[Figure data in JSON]
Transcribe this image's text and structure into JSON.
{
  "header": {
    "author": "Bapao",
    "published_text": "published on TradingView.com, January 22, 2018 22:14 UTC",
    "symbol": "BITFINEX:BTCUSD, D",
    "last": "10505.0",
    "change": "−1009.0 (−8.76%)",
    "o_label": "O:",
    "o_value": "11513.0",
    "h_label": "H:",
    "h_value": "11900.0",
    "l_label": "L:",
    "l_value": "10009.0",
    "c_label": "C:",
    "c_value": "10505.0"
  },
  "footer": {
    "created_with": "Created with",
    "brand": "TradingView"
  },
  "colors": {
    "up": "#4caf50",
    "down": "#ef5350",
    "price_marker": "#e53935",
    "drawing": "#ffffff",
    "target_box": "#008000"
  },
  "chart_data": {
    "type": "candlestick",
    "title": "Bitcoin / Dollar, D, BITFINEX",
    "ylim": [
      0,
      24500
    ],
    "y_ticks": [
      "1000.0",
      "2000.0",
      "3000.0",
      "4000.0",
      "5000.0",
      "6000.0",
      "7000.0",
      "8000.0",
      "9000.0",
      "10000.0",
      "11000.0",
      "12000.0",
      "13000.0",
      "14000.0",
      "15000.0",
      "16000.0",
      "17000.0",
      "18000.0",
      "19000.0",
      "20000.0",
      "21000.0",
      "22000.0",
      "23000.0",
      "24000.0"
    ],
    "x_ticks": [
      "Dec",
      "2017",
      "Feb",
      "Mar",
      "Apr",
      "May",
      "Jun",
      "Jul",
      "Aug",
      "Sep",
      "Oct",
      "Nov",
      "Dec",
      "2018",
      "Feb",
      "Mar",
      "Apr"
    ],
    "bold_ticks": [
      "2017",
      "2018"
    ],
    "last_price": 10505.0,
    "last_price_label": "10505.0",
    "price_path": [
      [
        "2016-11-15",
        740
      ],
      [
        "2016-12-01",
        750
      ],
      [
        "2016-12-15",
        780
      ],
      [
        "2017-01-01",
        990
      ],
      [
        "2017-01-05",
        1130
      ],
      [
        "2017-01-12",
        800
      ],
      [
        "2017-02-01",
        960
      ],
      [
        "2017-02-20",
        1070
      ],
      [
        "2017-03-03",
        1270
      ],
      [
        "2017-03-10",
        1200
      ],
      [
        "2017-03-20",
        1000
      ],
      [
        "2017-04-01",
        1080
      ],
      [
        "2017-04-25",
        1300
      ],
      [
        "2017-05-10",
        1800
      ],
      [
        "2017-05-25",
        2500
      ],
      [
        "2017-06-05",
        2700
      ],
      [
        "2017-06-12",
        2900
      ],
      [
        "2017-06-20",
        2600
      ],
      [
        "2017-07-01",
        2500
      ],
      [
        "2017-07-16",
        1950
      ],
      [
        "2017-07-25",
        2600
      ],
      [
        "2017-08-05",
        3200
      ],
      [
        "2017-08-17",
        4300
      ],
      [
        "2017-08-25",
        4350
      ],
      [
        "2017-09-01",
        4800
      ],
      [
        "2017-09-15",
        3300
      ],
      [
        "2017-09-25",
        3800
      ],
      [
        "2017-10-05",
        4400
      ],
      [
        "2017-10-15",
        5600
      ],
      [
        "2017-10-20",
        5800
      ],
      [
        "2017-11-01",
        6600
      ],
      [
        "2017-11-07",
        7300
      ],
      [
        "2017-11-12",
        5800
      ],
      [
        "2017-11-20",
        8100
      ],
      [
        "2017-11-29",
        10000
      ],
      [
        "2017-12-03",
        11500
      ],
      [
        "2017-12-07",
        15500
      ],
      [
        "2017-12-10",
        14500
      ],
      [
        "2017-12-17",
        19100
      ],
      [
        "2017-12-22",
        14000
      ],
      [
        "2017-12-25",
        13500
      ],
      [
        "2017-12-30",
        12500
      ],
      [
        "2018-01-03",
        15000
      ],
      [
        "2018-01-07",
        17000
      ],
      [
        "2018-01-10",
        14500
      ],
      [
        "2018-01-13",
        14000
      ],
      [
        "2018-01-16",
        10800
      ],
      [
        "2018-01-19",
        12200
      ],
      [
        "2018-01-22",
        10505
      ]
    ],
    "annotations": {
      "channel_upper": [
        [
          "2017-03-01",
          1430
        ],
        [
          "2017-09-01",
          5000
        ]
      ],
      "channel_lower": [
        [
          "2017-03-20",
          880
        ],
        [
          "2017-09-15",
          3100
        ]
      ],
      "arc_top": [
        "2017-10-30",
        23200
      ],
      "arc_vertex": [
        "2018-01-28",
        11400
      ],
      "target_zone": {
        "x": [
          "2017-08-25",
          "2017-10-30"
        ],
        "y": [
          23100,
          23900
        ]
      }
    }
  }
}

Task details:
Repeat each record exactly. Omit nothing.

Result of this task:
Transcribe this image's text and structure into JSON.
{
  "header": {
    "author": "Bapao",
    "published_text": "published on TradingView.com, January 22, 2018 22:14 UTC",
    "symbol": "BITFINEX:BTCUSD, D",
    "last": "10505.0",
    "change": "−1009.0 (−8.76%)",
    "o_label": "O:",
    "o_value": "11513.0",
    "h_label": "H:",
    "h_value": "11900.0",
    "l_label": "L:",
    "l_value": "10009.0",
    "c_label": "C:",
    "c_value": "10505.0"
  },
  "footer": {
    "created_with": "Created with",
    "brand": "TradingView"
  },
  "colors": {
    "up": "#4caf50",
    "down": "#ef5350",
    "price_marker": "#e53935",
    "drawing": "#ffffff",
    "target_box": "#008000"
  },
  "chart_data": {
    "type": "candlestick",
    "title": "Bitcoin / Dollar, D, BITFINEX",
    "ylim": [
      0,
      24500
    ],
    "y_ticks": [
      "1000.0",
      "2000.0",
      "3000.0",
      "4000.0",
      "5000.0",
      "6000.0",
      "7000.0",
      "8000.0",
      "9000.0",
      "10000.0",
      "11000.0",
      "12000.0",
      "13000.0",
      "14000.0",
      "15000.0",
      "16000.0",
      "17000.0",
      "18000.0",
      "19000.0",
      "20000.0",
      "21000.0",
      "22000.0",
      "23000.0",
      "24000.0"
    ],
    "x_ticks": [
      "Dec",
      "2017",
      "Feb",
      "Mar",
      "Apr",
      "May",
      "Jun",
      "Jul",
      "Aug",
      "Sep",
      "Oct",
      "Nov",
      "Dec",
      "2018",
      "Feb",
      "Mar",
      "Apr"
    ],
    "bold_ticks": [
      "2017",
      "2018"
    ],
    "last_price": 10505.0,
    "last_price_label": "10505.0",
    "price_path": [
      [
        "2016-11-15",
        740
      ],
      [
        "2016-12-01",
        750
      ],
      [
        "2016-12-15",
        780
      ],
      [
        "2017-01-01",
        990
      ],
      [
        "2017-01-05",
        1130
      ],
      [
        "2017-01-12",
        800
      ],
      [
        "2017-02-01",
        960
      ],
      [
        "2017-02-20",
        1070
      ],
      [
        "2017-03-03",
        1270
      ],
      [
        "2017-03-10",
        1200
      ],
      [
        "2017-03-20",
        1000
      ],
      [
        "2017-04-01",
        1080
      ],
      [
        "2017-04-25",
        1300
      ],
      [
        "2017-05-10",
        1800
      ],
      [
        "2017-05-25",
        2500
      ],
      [
        "2017-06-05",
        2700
      ],
      [
        "2017-06-12",
        2900
      ],
      [
        "2017-06-20",
        2600
      ],
      [
        "2017-07-01",
        2500
      ],
      [
        "2017-07-16",
        1950
      ],
      [
        "2017-07-25",
        2600
      ],
      [
        "2017-08-05",
        3200
      ],
      [
        "2017-08-17",
        4300
      ],
      [
        "2017-08-25",
        4350
      ],
      [
        "2017-09-01",
        4800
      ],
      [
        "2017-09-15",
        3300
      ],
      [
        "2017-09-25",
        3800
      ],
      [
        "2017-10-05",
        4400
      ],
      [
        "2017-10-15",
        5600
      ],
      [
        "2017-10-20",
        5800
      ],
      [
        "2017-11-01",
        6600
      ],
      [
        "2017-11-07",
        7300
      ],
      [
        "2017-11-12",
        5800
      ],
      [
        "2017-11-20",
        8100
      ],
      [
        "2017-11-29",
        10000
      ],
      [
        "2017-12-03",
        11500
      ],
      [
        "2017-12-07",
        15500
      ],
      [
        "2017-12-10",
        14500
      ],
      [
        "2017-12-17",
        19100
      ],
      [
        "2017-12-22",
        14000
      ],
      [
        "2017-12-25",
        13500
      ],
      [
        "2017-12-30",
        12500
      ],
      [
        "2018-01-03",
        15000
      ],
      [
        "2018-01-07",
        17000
      ],
      [
        "2018-01-10",
        14500
      ],
      [
        "2018-01-13",
        14000
      ],
      [
        "2018-01-16",
        10800
      ],
      [
        "2018-01-19",
        12200
      ],
      [
        "2018-01-22",
        10505
      ]
    ],
    "annotations": {
      "channel_upper": [
        [
          "2017-03-01",
          1430
        ],
        [
          "2017-09-01",
          5000
        ]
      ],
      "channel_lower": [
        [
          "2017-03-20",
          880
        ],
        [
          "2017-09-15",
          3100
        ]
      ],
      "arc_top": [
        "2017-10-30",
        23200
      ],
      "arc_vertex": [
        "2018-01-28",
        11400
      ],
      "target_zone": {
        "x": [
          "2017-08-25",
          "2017-10-30"
        ],
        "y": [
          23100,
          23900
        ]
      }
    }
  }
}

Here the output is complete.